Start of Text shown

The Supreme Court on Thursday evening ruled that Malka Leifer remain in custody. The court accepted the appeal filed by the State Attorney’s Office regarding the decision of the Jerusalem District Court to release Leifer, who is accused of raping and sexually assaulting three of her students in Australia.
Justice Anat Baron ruled that “given respondent’s danger, based on the severity and large number of acts attributed to her, and in order to respond adequately to the concern that respondent will escape from the law or disrupt legal proceedings, she cannot be released to alternative detention.”
Baron made it clear that this concern was the central cause of Leifer’s arrest, and noted that Leifer had fled to Israel after suspicions against her were revealed.
“This is enough to raise real concern about the recurrence of this course of action,” the justice wrote.
Leifer, a dual-citizen of Israel and Australia who ran a Haredi girls’ school in Melbourne, fled after having been indicted and Australia is demanding her extradition. But Lifer’s attorneys say she is not mentally able to be extradited.

End of Text shown
Start of Data extract

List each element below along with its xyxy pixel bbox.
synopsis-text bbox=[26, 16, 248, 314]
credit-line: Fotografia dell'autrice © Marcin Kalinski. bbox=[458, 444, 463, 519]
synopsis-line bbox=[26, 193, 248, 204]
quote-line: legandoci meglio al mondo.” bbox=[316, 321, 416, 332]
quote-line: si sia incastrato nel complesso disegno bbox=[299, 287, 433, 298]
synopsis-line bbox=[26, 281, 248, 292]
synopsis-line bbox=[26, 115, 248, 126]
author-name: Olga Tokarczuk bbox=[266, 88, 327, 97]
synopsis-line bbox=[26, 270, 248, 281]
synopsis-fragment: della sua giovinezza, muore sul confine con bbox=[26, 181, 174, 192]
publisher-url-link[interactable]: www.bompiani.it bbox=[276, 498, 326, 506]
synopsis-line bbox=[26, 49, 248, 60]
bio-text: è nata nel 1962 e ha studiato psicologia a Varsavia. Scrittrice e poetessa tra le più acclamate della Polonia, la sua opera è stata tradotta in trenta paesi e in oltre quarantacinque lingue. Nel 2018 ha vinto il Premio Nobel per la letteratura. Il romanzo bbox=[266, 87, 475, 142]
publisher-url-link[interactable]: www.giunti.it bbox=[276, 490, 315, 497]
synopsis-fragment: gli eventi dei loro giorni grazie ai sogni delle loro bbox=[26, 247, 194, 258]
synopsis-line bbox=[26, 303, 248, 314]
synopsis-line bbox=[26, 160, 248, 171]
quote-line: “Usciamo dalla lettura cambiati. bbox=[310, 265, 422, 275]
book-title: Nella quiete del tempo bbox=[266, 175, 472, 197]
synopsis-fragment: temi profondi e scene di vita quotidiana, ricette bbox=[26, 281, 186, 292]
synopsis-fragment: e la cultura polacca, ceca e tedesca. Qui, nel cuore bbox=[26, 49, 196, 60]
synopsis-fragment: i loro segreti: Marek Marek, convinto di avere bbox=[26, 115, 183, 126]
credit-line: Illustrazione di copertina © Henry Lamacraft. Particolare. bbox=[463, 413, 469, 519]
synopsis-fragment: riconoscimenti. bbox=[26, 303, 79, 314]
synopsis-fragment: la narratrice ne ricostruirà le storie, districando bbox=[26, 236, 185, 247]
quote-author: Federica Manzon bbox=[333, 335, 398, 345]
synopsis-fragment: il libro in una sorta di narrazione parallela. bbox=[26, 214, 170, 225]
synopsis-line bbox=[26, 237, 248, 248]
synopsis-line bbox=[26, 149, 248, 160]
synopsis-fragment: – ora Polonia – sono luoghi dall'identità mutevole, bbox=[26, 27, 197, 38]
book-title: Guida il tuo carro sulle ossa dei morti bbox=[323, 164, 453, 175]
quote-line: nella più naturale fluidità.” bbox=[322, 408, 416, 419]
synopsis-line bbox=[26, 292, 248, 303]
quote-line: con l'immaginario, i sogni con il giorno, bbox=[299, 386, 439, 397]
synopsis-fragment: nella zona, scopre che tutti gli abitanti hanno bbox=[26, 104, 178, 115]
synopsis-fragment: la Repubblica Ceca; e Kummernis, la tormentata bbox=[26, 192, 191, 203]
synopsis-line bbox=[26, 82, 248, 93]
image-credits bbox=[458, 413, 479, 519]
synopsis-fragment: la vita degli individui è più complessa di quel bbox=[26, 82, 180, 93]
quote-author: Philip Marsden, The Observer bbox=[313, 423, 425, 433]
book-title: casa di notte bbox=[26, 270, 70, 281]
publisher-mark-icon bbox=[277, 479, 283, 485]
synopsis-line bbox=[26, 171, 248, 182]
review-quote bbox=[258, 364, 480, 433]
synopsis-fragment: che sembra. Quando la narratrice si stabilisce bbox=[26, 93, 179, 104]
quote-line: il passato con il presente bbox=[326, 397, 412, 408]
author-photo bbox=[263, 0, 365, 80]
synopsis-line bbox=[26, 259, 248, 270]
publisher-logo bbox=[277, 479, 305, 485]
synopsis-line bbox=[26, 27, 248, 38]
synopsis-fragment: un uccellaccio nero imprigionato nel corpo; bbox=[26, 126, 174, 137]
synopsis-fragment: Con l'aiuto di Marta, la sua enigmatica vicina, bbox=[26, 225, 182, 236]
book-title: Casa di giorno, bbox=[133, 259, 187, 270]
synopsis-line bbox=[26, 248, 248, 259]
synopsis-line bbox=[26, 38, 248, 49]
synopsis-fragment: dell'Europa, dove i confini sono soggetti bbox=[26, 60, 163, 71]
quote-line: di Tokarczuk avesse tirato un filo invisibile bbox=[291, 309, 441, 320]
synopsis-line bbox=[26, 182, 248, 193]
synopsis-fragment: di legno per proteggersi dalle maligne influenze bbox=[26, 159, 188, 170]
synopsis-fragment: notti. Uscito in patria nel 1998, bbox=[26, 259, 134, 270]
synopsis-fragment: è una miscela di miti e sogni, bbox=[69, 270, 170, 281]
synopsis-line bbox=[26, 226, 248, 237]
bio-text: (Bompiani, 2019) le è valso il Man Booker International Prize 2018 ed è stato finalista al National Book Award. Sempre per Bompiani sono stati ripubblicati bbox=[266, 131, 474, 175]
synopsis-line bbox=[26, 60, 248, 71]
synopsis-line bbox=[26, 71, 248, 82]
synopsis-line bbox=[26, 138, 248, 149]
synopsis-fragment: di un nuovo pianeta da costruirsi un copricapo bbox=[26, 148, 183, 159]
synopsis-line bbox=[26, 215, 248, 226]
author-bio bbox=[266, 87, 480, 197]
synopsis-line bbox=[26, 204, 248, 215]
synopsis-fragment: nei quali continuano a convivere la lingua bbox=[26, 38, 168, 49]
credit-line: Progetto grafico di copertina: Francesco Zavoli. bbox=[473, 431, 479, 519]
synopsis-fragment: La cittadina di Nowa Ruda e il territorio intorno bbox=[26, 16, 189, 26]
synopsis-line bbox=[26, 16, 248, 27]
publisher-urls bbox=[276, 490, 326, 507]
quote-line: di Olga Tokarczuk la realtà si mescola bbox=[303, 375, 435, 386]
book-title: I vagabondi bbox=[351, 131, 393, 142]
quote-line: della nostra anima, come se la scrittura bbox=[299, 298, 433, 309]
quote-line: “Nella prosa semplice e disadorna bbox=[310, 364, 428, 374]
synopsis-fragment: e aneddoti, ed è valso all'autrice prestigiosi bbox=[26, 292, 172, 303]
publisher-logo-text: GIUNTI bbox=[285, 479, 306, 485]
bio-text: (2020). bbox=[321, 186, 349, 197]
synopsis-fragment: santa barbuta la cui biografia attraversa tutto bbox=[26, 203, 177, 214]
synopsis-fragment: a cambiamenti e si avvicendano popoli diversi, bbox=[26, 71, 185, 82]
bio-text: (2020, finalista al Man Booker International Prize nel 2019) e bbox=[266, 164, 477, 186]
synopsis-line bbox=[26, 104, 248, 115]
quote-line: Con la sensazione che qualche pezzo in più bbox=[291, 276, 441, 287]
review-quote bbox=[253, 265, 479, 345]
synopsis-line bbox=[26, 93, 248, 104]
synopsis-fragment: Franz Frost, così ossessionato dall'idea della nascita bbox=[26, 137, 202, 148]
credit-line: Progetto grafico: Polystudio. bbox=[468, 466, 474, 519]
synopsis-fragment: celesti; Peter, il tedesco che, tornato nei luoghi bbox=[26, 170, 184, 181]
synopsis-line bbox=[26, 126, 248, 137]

End of Data extract

• Exercise instructions
1. Reproduce the passage of the Leifer custody report between "Justice Anat Baron" and "the justice wrote.", inclusive, swapping "concern" for "worry".
2. Proceed with the report on the Leifer custody ruling, picking up from its final sentence.
The entries are not needed for this work.

• Answers to the exercise
1.
Justice Anat Baron ruled that “given respondent’s danger, based on the severity and large number of acts attributed to her, and in order to respond adequately to the worry that respondent will escape from the law or disrupt legal proceedings, she cannot be released to alternative detention.”
Baron made it clear that this worry was the central cause of Leifer’s arrest, and noted that Leifer had fled to Israel after suspicions against her were revealed.
“This is enough to raise real worry about the recurrence of this course of action,” the justice wrote.

2.
However, last year, court-appointed psychiatrists determined Leifer was an impostor and fit to stand trial. Since then, she has been held in Neve Tirza women’s prison.
In a hearing last month, the district court ruled it had not been proven that Leifer can stand trial, and ordered yet another team of experts to be set up to decide the issue. Then, last week, district court judge Ram Winograd ordered Leifer’s release to house arrest, ruling that “the balance tends to point to a release to alternativ detention,” seeing as it had not yet been proven that Leifer did impersonate her psychiatric symptoms.
The prosecution appealed the decision, and Supreme Court Justice Baron placed an injunction on the release pending her decision on the state’s and Leifer’s appeals.
Now Leifer will remain in prison pending a decision on her extradition.